→ **Set task**: Pull out every line below that contains the string "base". Case counts.
-------- Data rows --------
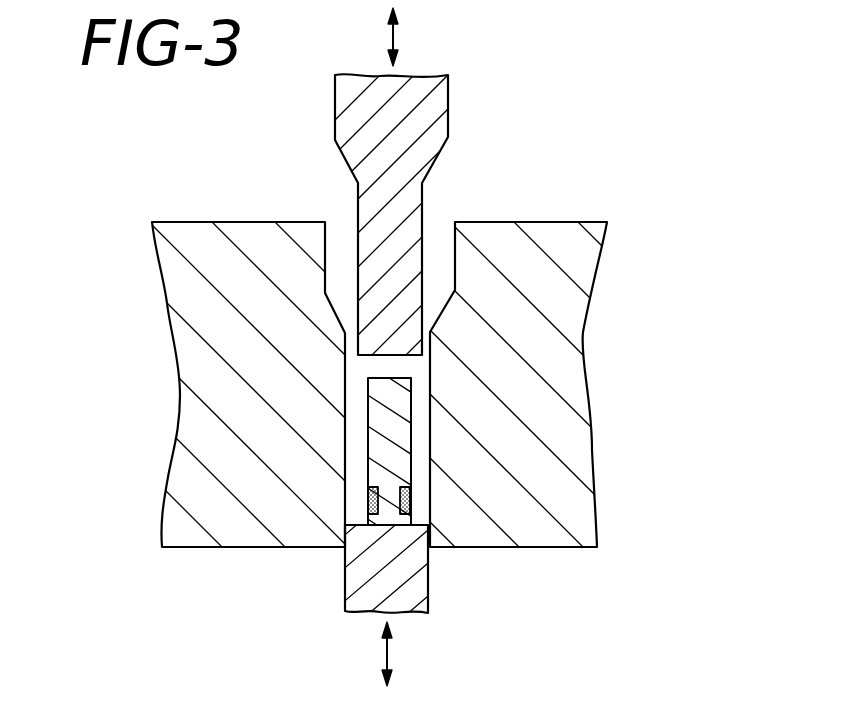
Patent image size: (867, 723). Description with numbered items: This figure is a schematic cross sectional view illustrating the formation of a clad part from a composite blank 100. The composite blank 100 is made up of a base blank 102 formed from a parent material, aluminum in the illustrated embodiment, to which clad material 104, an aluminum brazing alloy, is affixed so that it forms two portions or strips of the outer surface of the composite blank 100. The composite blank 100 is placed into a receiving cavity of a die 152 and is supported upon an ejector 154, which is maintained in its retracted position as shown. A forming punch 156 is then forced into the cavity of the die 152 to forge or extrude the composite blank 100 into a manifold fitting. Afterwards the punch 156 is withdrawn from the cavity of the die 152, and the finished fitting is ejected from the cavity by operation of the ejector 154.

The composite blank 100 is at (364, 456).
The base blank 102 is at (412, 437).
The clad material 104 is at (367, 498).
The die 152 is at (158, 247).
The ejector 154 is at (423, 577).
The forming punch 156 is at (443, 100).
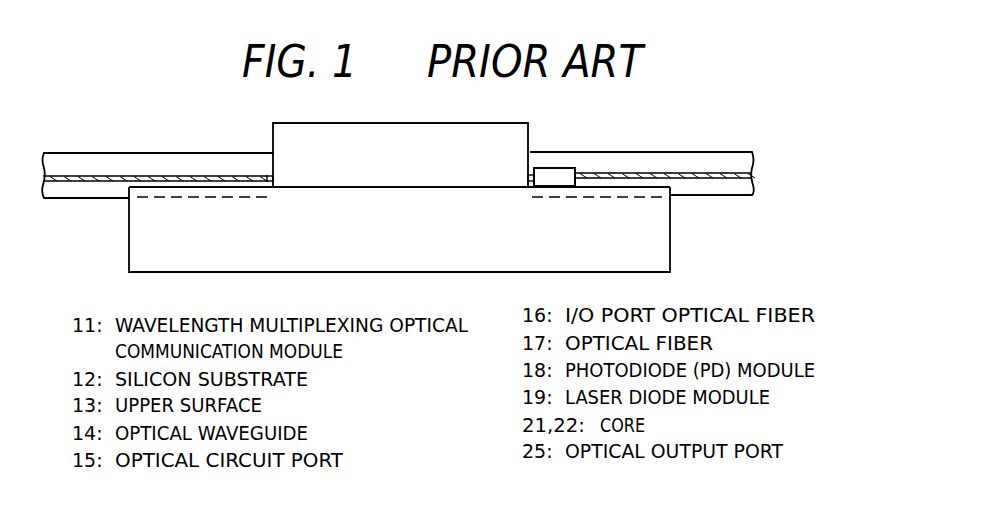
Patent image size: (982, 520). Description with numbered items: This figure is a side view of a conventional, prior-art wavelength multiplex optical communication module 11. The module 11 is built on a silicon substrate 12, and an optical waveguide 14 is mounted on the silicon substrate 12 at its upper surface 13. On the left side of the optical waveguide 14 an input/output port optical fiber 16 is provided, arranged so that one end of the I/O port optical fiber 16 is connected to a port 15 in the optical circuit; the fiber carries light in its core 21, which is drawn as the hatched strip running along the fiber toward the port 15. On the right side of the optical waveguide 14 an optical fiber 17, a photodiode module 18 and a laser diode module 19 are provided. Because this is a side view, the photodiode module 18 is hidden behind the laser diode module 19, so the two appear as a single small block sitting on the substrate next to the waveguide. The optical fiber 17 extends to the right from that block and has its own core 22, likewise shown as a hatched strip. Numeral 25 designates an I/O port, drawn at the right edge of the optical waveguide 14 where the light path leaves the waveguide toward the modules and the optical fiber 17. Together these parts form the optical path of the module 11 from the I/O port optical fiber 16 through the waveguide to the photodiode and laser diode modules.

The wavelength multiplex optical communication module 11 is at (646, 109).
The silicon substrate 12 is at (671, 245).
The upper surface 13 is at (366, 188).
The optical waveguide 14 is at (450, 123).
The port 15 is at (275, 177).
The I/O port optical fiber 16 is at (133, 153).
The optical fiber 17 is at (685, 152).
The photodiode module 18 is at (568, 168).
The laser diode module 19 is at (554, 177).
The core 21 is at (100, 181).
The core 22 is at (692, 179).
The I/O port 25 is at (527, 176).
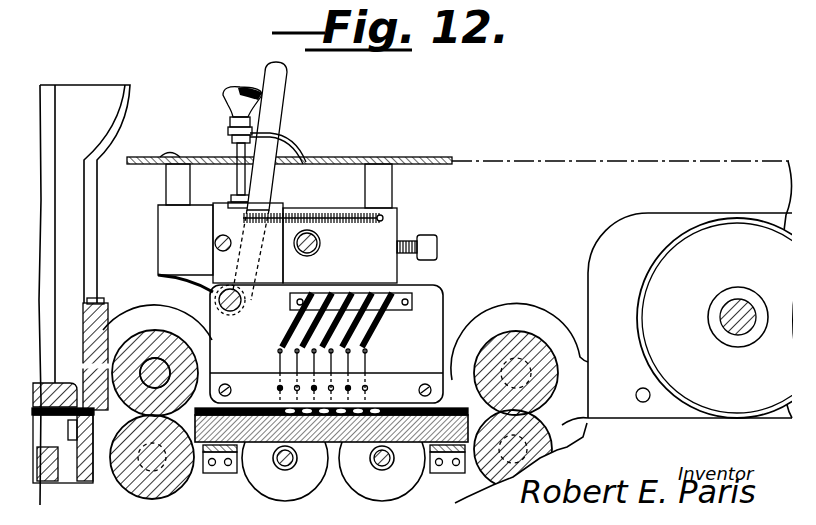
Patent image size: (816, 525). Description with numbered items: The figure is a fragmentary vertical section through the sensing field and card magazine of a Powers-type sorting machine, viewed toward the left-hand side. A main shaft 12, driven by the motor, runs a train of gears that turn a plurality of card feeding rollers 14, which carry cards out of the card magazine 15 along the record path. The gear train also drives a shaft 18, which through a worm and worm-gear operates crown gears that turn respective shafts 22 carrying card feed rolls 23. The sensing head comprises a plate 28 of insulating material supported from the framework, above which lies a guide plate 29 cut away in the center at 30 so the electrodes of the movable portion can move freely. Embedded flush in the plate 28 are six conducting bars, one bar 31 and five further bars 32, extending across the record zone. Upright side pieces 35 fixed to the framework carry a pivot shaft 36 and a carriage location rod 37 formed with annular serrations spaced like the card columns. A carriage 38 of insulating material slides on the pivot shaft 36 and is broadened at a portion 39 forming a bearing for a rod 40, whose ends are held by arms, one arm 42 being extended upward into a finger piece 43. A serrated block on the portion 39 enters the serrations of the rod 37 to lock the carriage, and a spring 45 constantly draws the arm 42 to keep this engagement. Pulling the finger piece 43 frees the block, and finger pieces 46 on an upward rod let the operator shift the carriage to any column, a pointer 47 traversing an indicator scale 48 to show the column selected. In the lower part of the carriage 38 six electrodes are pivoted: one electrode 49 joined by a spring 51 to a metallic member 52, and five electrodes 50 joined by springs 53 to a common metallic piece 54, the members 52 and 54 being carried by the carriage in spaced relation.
--------
→ **Task output**:
Patent image size: (867, 723). Description with numbered items: This figure is a schematic cross sectional view illustrating the formation of a clad part from a composite blank 100. The composite blank 100 is made up of a base blank 102 formed from a parent material, aluminum in the illustrated embodiment, to which clad material 104, an aluminum brazing alloy, is affixed so that it forms two portions or strips of the outer surface of the composite blank 100. The composite blank 100 is placed into a receiving cavity of a die 152 and is supported upon an ejector 154, which is maintained in its retracted position as shown. A forming punch 156 is then forced into the cavity of the die 152 to forge or extrude the composite blank 100 into a manifold fitting. Afterwards the punch 156 is withdrawn from the cavity of the die 152, and the finished fitting is ejected from the cavity by operation of the ejector 154.
The base blank 102 is at (412, 437).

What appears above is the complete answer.